**Element region listings**
■ ■ ■ ■ ■ ■ ■
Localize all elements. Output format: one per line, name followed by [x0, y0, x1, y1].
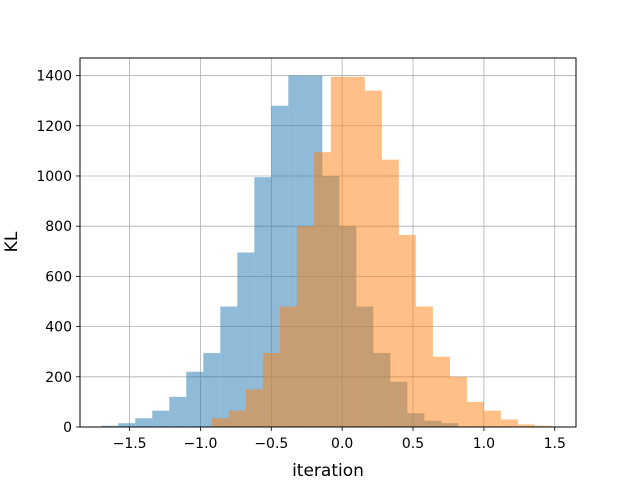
histogram-bar [364, 90, 382, 427]
histogram-bar [347, 76, 365, 427]
histogram-bar [118, 423, 136, 427]
y-tick-label: 400 [45, 320, 72, 336]
histogram-bar [135, 418, 153, 427]
histogram-bar [186, 371, 204, 427]
x-axis-ticks: −1.5 −1.0 −0.5 0.0 0.5 1.0 1.5 [113, 427, 566, 452]
histogram-bar [237, 252, 255, 427]
histogram-bar [220, 306, 238, 427]
histogram-bar [398, 234, 416, 427]
histogram-bars [101, 75, 552, 428]
histogram-bar [279, 306, 297, 427]
y-tick-label: 800 [45, 219, 72, 235]
y-tick-label: 1400 [36, 69, 72, 85]
histogram-bar [228, 410, 246, 427]
x-tick-label: 1.0 [473, 436, 495, 452]
x-tick-label: −0.5 [254, 436, 288, 452]
histogram-bar [449, 376, 467, 427]
y-tick-label: 200 [45, 370, 72, 386]
x-tick-label: −1.5 [113, 436, 147, 452]
histogram-bar [330, 76, 348, 427]
histogram-bar [152, 410, 170, 427]
y-axis-label: KL [2, 231, 22, 252]
histogram-bar [500, 419, 518, 427]
x-axis-label: iteration [292, 461, 364, 480]
y-axis-ticks: 0 200 400 600 800 1000 1200 1400 [36, 69, 80, 436]
histogram-bar [432, 356, 450, 427]
histogram-bar [203, 352, 221, 427]
histogram-bar [483, 410, 501, 427]
y-tick-label: 600 [45, 269, 72, 285]
axes-frame [79, 57, 577, 428]
x-tick-label: 0.0 [331, 436, 353, 452]
x-tick-label: −1.0 [183, 436, 217, 452]
x-tick-label: 0.5 [402, 436, 424, 452]
histogram-bar [381, 159, 399, 427]
histogram-bar [262, 352, 280, 427]
y-tick-label: 1200 [36, 119, 72, 135]
histogram-bar [466, 401, 484, 427]
histogram-bar [517, 424, 535, 427]
y-tick-label: 0 [63, 420, 72, 436]
series-1 [211, 76, 552, 427]
histogram-bar [101, 425, 119, 427]
histogram-bar [415, 306, 433, 427]
y-tick-label: 1000 [36, 169, 72, 185]
histogram-bar [245, 389, 263, 427]
histogram-bar [296, 226, 314, 427]
histogram-bar [313, 152, 331, 427]
histogram-bar [534, 425, 552, 427]
histogram-bar [211, 418, 229, 427]
histogram-bar [169, 396, 187, 427]
x-tick-label: 1.5 [544, 436, 566, 452]
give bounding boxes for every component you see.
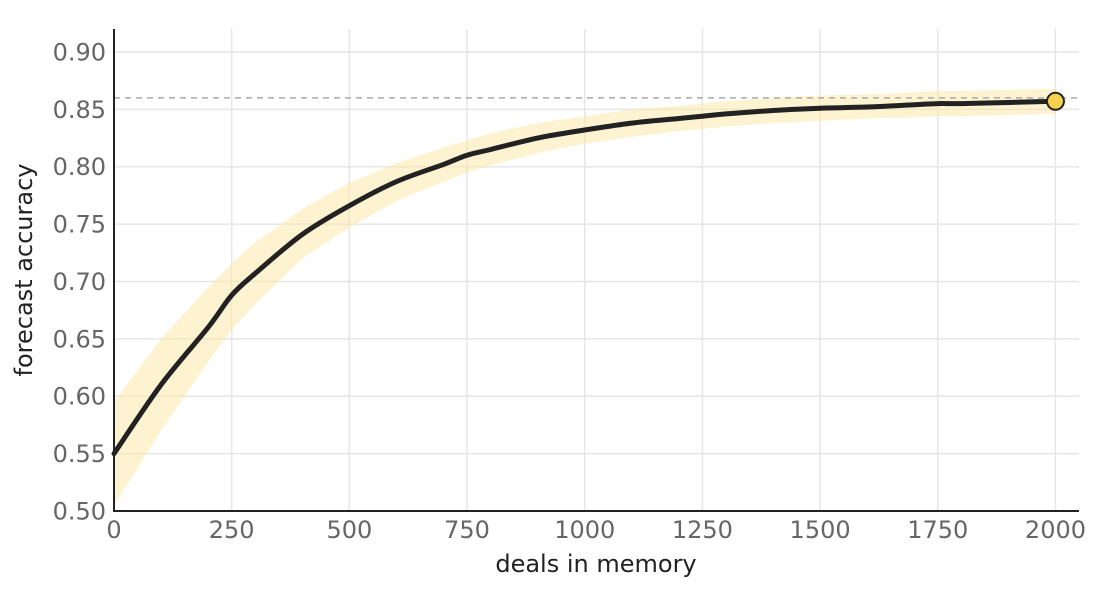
x-tick-label: 1750: [907, 516, 968, 544]
x-axis-label: deals in memory: [495, 550, 696, 578]
x-tick-label: 500: [326, 516, 372, 544]
y-tick-label: 0.60: [53, 383, 106, 411]
end-marker: [1045, 91, 1065, 111]
series-line-0: [111, 98, 1058, 457]
x-tick-label: 1500: [790, 516, 851, 544]
x-tick-label: 2000: [1025, 516, 1086, 544]
x-tick-label: 250: [209, 516, 255, 544]
x-tick-label: 1000: [554, 516, 615, 544]
y-tick-label: 0.65: [53, 325, 106, 353]
confidence-band: [114, 88, 1056, 506]
y-tick-label: 0.70: [53, 268, 106, 296]
y-tick-label: 0.75: [53, 211, 106, 239]
y-tick-label: 0.90: [53, 38, 106, 66]
band-layer: [114, 88, 1056, 506]
x-tick-label: 750: [444, 516, 490, 544]
tick-labels: 0 250 500 750 1000 1250 1500 1750 2000 0.50 0.55 0.…: [53, 38, 1086, 544]
x-tick-label: 1250: [672, 516, 733, 544]
y-tick-label: 0.80: [53, 153, 106, 181]
y-axis-label: forecast accuracy: [10, 164, 38, 377]
y-tick-label: 0.55: [53, 440, 106, 468]
line-layer: [111, 91, 1065, 457]
axes: [113, 29, 1079, 512]
y-tick-label: 0.50: [53, 498, 106, 526]
y-tick-label: 0.85: [53, 96, 106, 124]
x-tick-label: 0: [106, 516, 121, 544]
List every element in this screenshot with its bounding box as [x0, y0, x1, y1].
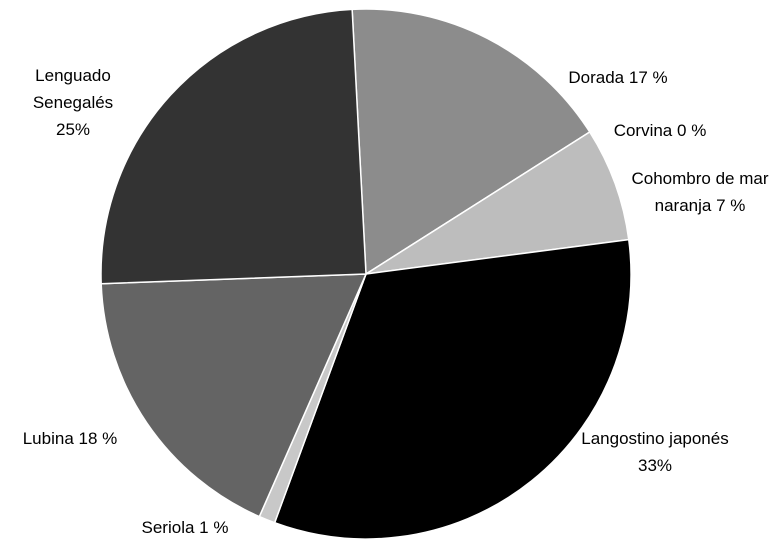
category-label: Dorada [568, 68, 625, 87]
category-label: Cohombro de mar naranja [631, 169, 769, 215]
slice-label: Seriola 1 % [110, 514, 260, 541]
slice-label: Corvina 0 % [590, 117, 730, 144]
slice-label: Dorada 17 % [548, 64, 688, 91]
value-label: 1 % [199, 518, 229, 537]
slice-label: Langostino japonés 33% [580, 425, 730, 479]
category-label: Corvina [613, 121, 673, 140]
category-label: Lenguado Senegalés [32, 66, 114, 112]
pie-slice [100, 273, 368, 518]
slice-label: Lenguado Senegalés 25% [18, 62, 128, 143]
pie-slice [100, 8, 367, 285]
value-label: 0 % [677, 121, 707, 140]
value-label: 18 % [78, 429, 118, 448]
slice-label: Lubina 18 % [0, 425, 140, 452]
value-label: 17 % [628, 68, 668, 87]
category-label: Seriola [141, 518, 195, 537]
category-label: Langostino japonés [581, 429, 729, 448]
category-label: Lubina [22, 429, 74, 448]
pie-slice [365, 130, 630, 275]
value-label: 33% [637, 456, 673, 475]
slice-label: Cohombro de mar naranja 7 % [620, 165, 780, 219]
pie-slice [351, 8, 591, 276]
value-label: 7 % [716, 196, 746, 215]
pie-slice [273, 238, 632, 540]
value-label: 25% [55, 120, 91, 139]
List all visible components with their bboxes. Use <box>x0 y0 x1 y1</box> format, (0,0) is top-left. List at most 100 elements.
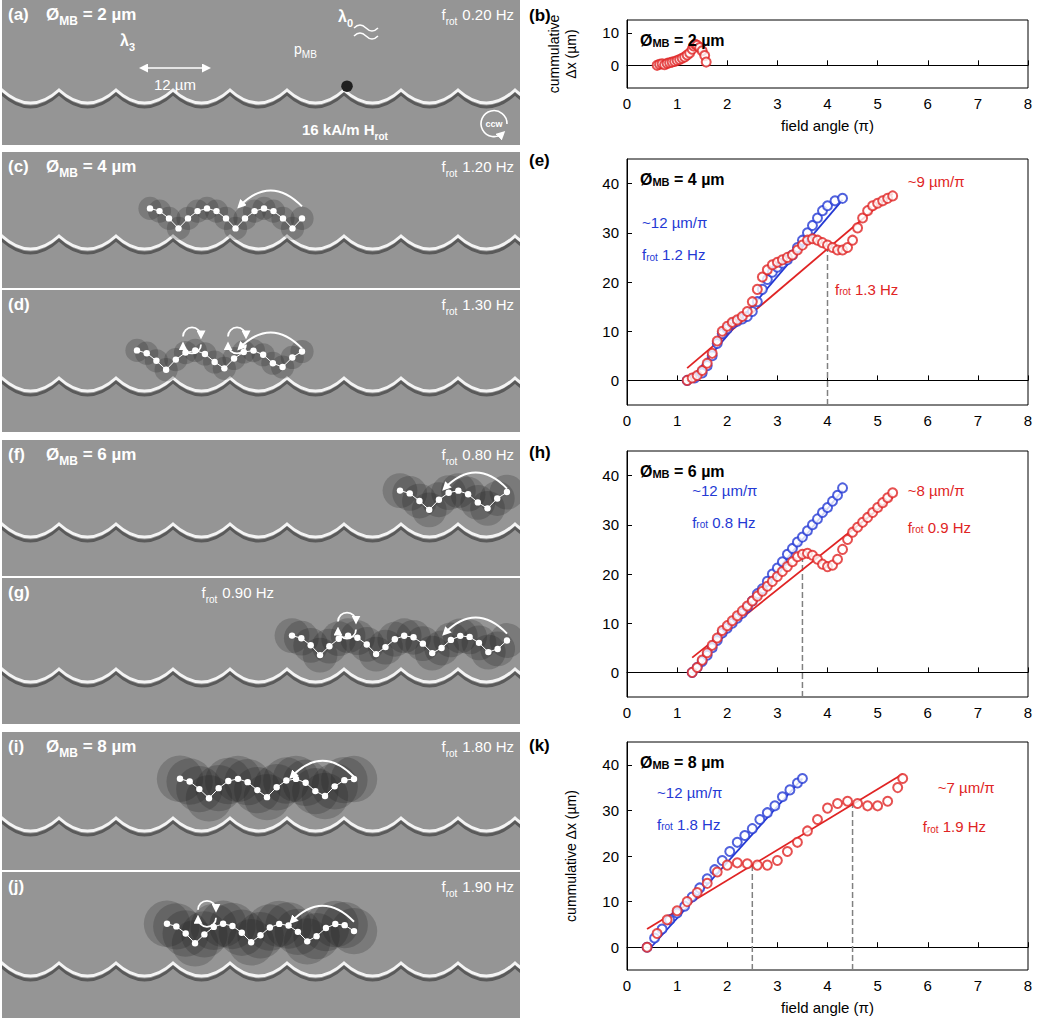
svg-text:Ø: Ø <box>640 32 652 49</box>
svg-text:20: 20 <box>602 566 619 583</box>
svg-text:ØMB = 6 µm: ØMB = 6 µm <box>46 445 136 468</box>
svg-text:7: 7 <box>974 412 982 429</box>
svg-text:frot0.80 Hz: frot0.80 Hz <box>441 446 514 467</box>
svg-text:0: 0 <box>623 412 631 429</box>
svg-text:6: 6 <box>924 704 932 721</box>
svg-text:frot1.80 Hz: frot1.80 Hz <box>441 738 514 759</box>
svg-text:(f): (f) <box>8 445 25 464</box>
svg-text:1.8 Hz: 1.8 Hz <box>673 816 721 833</box>
svg-text:~12 µm/π: ~12 µm/π <box>642 214 707 231</box>
svg-text:= 6 µm: = 6 µm <box>670 463 725 480</box>
svg-text:rot: rot <box>912 524 924 535</box>
svg-text:2: 2 <box>723 977 731 994</box>
svg-text:rot: rot <box>927 824 939 835</box>
svg-text:~9 µm/π: ~9 µm/π <box>908 173 965 190</box>
svg-text:rot: rot <box>661 821 673 832</box>
svg-text:frot0.90 Hz: frot0.90 Hz <box>201 584 274 605</box>
svg-text:λ3: λ3 <box>120 32 135 53</box>
svg-text:1.2 Hz: 1.2 Hz <box>658 246 706 263</box>
svg-text:1.3 Hz: 1.3 Hz <box>851 281 899 298</box>
svg-text:0: 0 <box>611 939 619 956</box>
svg-text:8: 8 <box>1024 977 1032 994</box>
svg-text:5: 5 <box>873 95 881 112</box>
svg-text:0: 0 <box>611 57 619 74</box>
svg-text:8: 8 <box>1024 95 1032 112</box>
svg-text:4: 4 <box>823 95 831 112</box>
svg-text:3: 3 <box>773 704 781 721</box>
svg-text:(h): (h) <box>529 443 551 462</box>
svg-text:30: 30 <box>602 802 619 819</box>
svg-text:8: 8 <box>1024 704 1032 721</box>
svg-text:MB: MB <box>652 37 669 49</box>
svg-text:7: 7 <box>974 95 982 112</box>
svg-text:frot1.90 Hz: frot1.90 Hz <box>441 878 514 899</box>
svg-text:field angle (π): field angle (π) <box>781 999 874 1016</box>
svg-text:0: 0 <box>623 95 631 112</box>
svg-text:6: 6 <box>924 977 932 994</box>
svg-text:ØMB = 2 µm: ØMB = 2 µm <box>46 5 136 28</box>
svg-text:(k): (k) <box>529 736 550 755</box>
svg-text:20: 20 <box>602 274 619 291</box>
svg-text:pMB: pMB <box>294 41 317 60</box>
svg-text:1: 1 <box>673 95 681 112</box>
svg-text:3: 3 <box>773 977 781 994</box>
svg-text:= 2 µm: = 2 µm <box>670 32 725 49</box>
svg-text:2: 2 <box>723 412 731 429</box>
svg-text:Ø: Ø <box>640 463 652 480</box>
svg-text:(c): (c) <box>8 157 29 176</box>
svg-text:~12 µm/π: ~12 µm/π <box>692 482 757 499</box>
svg-text:4: 4 <box>823 704 831 721</box>
svg-text:10: 10 <box>602 323 619 340</box>
svg-text:0.9 Hz: 0.9 Hz <box>924 519 972 536</box>
svg-text:10: 10 <box>602 615 619 632</box>
svg-text:Ø: Ø <box>640 754 652 771</box>
svg-text:0: 0 <box>611 372 619 389</box>
svg-text:rot: rot <box>646 252 658 263</box>
svg-text:Ø: Ø <box>640 171 652 188</box>
svg-text:20: 20 <box>602 848 619 865</box>
svg-text:0: 0 <box>611 664 619 681</box>
svg-text:frot1.20 Hz: frot1.20 Hz <box>441 158 514 179</box>
svg-text:(j): (j) <box>8 877 24 896</box>
svg-text:12 µm: 12 µm <box>154 76 196 93</box>
svg-text:6: 6 <box>924 95 932 112</box>
svg-text:frot1.30 Hz: frot1.30 Hz <box>441 296 514 317</box>
svg-text:8: 8 <box>1024 412 1032 429</box>
svg-text:cummulative: cummulative <box>546 15 562 94</box>
svg-text:0.8 Hz: 0.8 Hz <box>708 514 756 531</box>
svg-text:5: 5 <box>873 412 881 429</box>
svg-text:10: 10 <box>602 24 619 41</box>
svg-text:4: 4 <box>823 412 831 429</box>
svg-text:cummulative Δx (µm): cummulative Δx (µm) <box>563 790 579 922</box>
svg-text:frot0.20 Hz: frot0.20 Hz <box>441 6 514 27</box>
svg-text:5: 5 <box>873 704 881 721</box>
svg-text:(e): (e) <box>529 151 550 170</box>
svg-text:(i): (i) <box>8 737 24 756</box>
svg-text:3: 3 <box>773 95 781 112</box>
svg-text:6: 6 <box>924 412 932 429</box>
svg-text:40: 40 <box>602 467 619 484</box>
svg-text:5: 5 <box>873 977 881 994</box>
svg-text:= 8 µm: = 8 µm <box>670 754 725 771</box>
svg-text:~12 µm/π: ~12 µm/π <box>657 784 722 801</box>
svg-text:0: 0 <box>623 977 631 994</box>
svg-text:16 kA/m Hrot: 16 kA/m Hrot <box>302 121 389 142</box>
svg-text:30: 30 <box>602 224 619 241</box>
svg-text:30: 30 <box>602 516 619 533</box>
svg-text:rot: rot <box>839 286 851 297</box>
svg-text:1: 1 <box>673 412 681 429</box>
svg-text:(a): (a) <box>8 5 29 24</box>
svg-text:40: 40 <box>602 756 619 773</box>
svg-text:MB: MB <box>652 468 669 480</box>
svg-text:= 4 µm: = 4 µm <box>670 171 725 188</box>
svg-text:7: 7 <box>974 977 982 994</box>
svg-text:0: 0 <box>623 704 631 721</box>
svg-text:MB: MB <box>652 176 669 188</box>
svg-text:~7 µm/π: ~7 µm/π <box>938 779 995 796</box>
svg-text:~8 µm/π: ~8 µm/π <box>908 482 965 499</box>
svg-text:4: 4 <box>823 977 831 994</box>
svg-text:40: 40 <box>602 175 619 192</box>
svg-text:3: 3 <box>773 412 781 429</box>
svg-text:1: 1 <box>673 704 681 721</box>
svg-text:ccw: ccw <box>485 119 503 129</box>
■ ■ ■ ■ ■ ■ ■
**Task instructions**
Swap "x-tick-label" for "x-tick-text" in the material from the line with "x-tick-label: 1750: [907, 516, 968, 544]" to the line with "y-tick-label: 0.90: [53, 38, 106, 66]", leaving everything else unchanged, and give only those lines.

**The solution**
x-tick-text: 1750: [907, 516, 968, 544]
x-axis-label: deals in memory: [495, 550, 696, 578]
x-tick-text: 500: [326, 516, 372, 544]
y-tick-label: 0.60: [53, 383, 106, 411]
end-marker: [1045, 91, 1065, 111]
series-line-0: [111, 98, 1058, 457]
x-tick-text: 1500: [790, 516, 851, 544]
x-tick-text: 2000: [1025, 516, 1086, 544]
x-tick-text: 250: [209, 516, 255, 544]
x-tick-text: 1000: [554, 516, 615, 544]
y-tick-label: 0.65: [53, 325, 106, 353]
confidence-band: [114, 88, 1056, 506]
y-tick-label: 0.70: [53, 268, 106, 296]
y-tick-label: 0.75: [53, 211, 106, 239]
y-tick-label: 0.90: [53, 38, 106, 66]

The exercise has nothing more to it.